## Problem requirements
Scan the lines below for the word "Full". Copy each line you find it in.
Start Extracted records
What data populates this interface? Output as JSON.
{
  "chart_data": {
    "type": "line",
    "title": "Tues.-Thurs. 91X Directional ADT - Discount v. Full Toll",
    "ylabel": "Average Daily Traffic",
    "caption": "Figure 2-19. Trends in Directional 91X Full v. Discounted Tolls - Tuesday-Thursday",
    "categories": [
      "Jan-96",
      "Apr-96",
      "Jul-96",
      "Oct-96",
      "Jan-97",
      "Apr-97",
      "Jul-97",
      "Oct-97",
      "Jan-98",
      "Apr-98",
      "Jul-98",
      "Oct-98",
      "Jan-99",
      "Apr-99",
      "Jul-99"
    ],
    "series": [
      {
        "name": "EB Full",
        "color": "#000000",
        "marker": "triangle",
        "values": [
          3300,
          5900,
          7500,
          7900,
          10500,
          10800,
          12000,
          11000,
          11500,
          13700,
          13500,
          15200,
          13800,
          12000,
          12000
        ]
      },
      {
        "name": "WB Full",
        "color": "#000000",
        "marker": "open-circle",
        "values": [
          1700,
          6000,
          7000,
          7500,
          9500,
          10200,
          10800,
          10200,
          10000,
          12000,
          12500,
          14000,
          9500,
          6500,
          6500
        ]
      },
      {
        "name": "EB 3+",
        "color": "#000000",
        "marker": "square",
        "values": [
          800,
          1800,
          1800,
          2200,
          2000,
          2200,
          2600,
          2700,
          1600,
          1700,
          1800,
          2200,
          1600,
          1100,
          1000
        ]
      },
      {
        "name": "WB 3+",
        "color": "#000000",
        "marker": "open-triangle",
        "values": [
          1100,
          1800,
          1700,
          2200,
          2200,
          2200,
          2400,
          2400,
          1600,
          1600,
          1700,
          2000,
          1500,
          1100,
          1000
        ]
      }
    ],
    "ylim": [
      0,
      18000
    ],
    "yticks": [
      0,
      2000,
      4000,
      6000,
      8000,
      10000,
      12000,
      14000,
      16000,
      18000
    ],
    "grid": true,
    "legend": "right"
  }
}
End Extracted records
## The output
    "title": "Tues.-Thurs. 91X Directional ADT - Discount v. Full Toll",
    "caption": "Figure 2-19. Trends in Directional 91X Full v. Discounted Tolls - Tuesday-Thursday",
        "name": "EB Full",
        "name": "WB Full",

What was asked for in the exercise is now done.